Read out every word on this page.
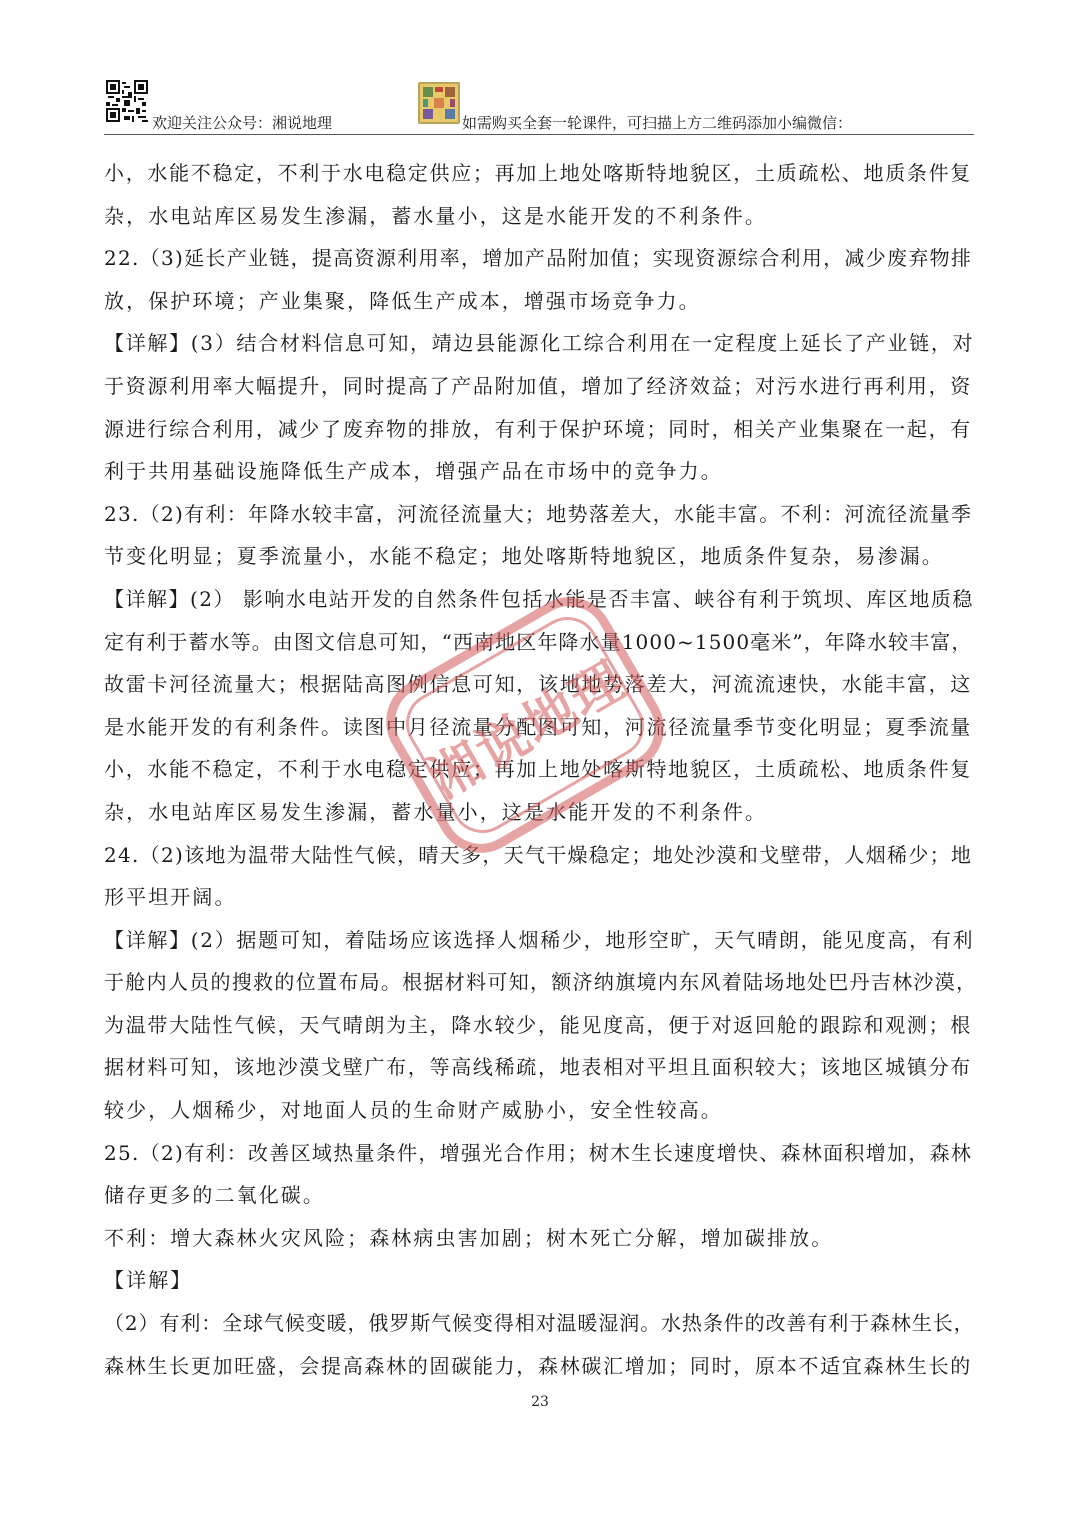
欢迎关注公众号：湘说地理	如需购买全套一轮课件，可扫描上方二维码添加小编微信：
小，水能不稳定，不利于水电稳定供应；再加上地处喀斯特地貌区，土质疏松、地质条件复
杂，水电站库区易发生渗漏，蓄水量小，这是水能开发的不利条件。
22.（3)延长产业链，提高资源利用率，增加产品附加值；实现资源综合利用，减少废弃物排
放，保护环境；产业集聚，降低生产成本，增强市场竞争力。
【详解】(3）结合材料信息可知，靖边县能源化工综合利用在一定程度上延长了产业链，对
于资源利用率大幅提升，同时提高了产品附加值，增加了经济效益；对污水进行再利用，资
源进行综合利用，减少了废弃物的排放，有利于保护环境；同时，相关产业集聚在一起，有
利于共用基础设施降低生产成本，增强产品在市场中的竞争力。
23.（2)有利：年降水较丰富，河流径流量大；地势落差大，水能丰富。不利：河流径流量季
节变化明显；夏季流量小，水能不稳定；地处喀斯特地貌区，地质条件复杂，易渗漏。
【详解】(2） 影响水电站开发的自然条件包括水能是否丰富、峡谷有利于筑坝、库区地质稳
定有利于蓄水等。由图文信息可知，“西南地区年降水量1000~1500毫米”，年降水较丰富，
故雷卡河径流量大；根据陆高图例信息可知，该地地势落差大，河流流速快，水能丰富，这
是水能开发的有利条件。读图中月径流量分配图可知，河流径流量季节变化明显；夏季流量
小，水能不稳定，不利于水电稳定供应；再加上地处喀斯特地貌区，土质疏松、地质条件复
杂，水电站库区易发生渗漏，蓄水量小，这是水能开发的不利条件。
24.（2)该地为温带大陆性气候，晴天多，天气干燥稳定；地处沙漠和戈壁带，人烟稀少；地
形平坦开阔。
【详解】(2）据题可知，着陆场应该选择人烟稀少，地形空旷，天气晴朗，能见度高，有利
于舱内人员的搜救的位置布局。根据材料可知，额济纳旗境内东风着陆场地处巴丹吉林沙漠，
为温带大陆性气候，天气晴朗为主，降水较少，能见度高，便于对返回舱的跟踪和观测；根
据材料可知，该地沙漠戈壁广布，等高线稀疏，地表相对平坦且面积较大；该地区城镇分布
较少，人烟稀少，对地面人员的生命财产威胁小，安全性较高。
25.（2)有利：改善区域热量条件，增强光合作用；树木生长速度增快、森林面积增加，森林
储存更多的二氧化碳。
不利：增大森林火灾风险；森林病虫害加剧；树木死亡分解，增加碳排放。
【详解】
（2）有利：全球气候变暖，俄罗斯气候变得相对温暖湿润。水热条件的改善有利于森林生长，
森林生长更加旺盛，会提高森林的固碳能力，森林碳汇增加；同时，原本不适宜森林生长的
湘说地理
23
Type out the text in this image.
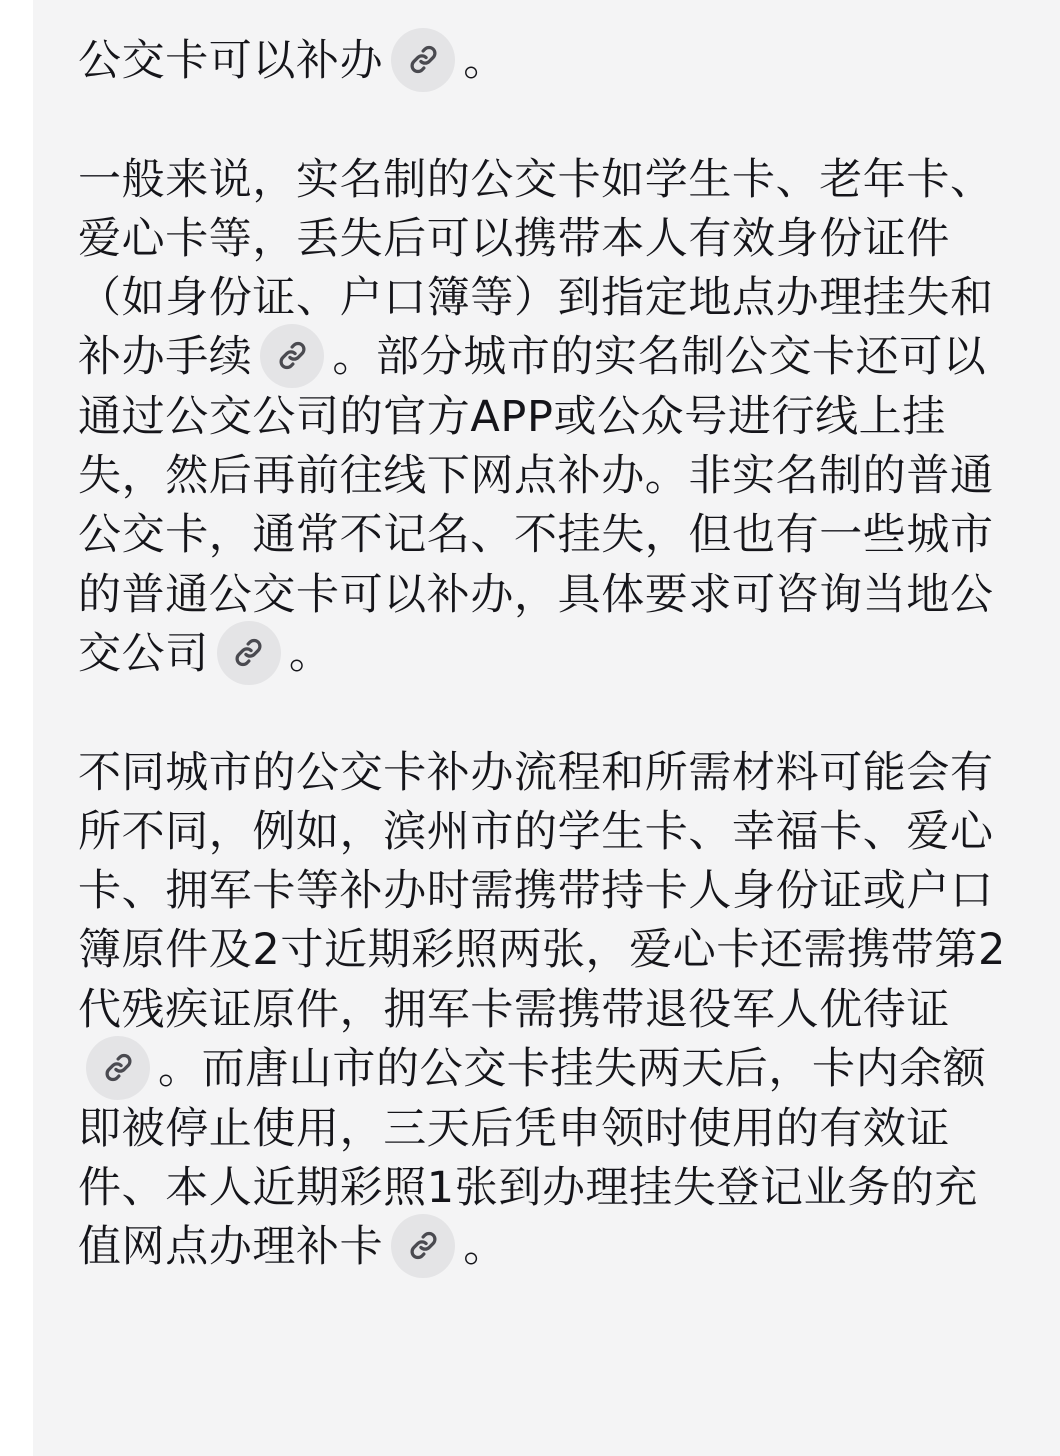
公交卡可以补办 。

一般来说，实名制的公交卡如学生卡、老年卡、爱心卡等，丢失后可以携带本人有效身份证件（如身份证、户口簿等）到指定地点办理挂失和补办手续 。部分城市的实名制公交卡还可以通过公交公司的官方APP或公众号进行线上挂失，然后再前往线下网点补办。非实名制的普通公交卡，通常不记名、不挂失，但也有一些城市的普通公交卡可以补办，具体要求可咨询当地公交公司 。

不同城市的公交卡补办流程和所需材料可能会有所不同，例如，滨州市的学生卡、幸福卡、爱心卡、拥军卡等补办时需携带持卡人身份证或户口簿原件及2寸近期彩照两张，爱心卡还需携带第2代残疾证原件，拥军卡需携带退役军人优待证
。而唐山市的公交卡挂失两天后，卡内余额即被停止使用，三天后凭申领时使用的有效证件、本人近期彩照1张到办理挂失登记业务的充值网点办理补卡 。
§ §
▶ **WHAT IS ASKED**:
Take the line that contains "Type out the text in this image." as the first and the last line of the records as the end, and please quote those lines exactly, pictures omitted.

▶ **RIGHT ANSWER**:
Type out the text in this image.
公交卡可以补办 。

一般来说，实名制的公交卡如学生卡、老年卡、爱心卡等，丢失后可以携带本人有效身份证件（如身份证、户口簿等）到指定地点办理挂失和补办手续 。部分城市的实名制公交卡还可以通过公交公司的官方APP或公众号进行线上挂失，然后再前往线下网点补办。非实名制的普通公交卡，通常不记名、不挂失，但也有一些城市的普通公交卡可以补办，具体要求可咨询当地公交公司 。

不同城市的公交卡补办流程和所需材料可能会有所不同，例如，滨州市的学生卡、幸福卡、爱心卡、拥军卡等补办时需携带持卡人身份证或户口簿原件及2寸近期彩照两张，爱心卡还需携带第2代残疾证原件，拥军卡需携带退役军人优待证
。而唐山市的公交卡挂失两天后，卡内余额即被停止使用，三天后凭申领时使用的有效证件、本人近期彩照1张到办理挂失登记业务的充值网点办理补卡 。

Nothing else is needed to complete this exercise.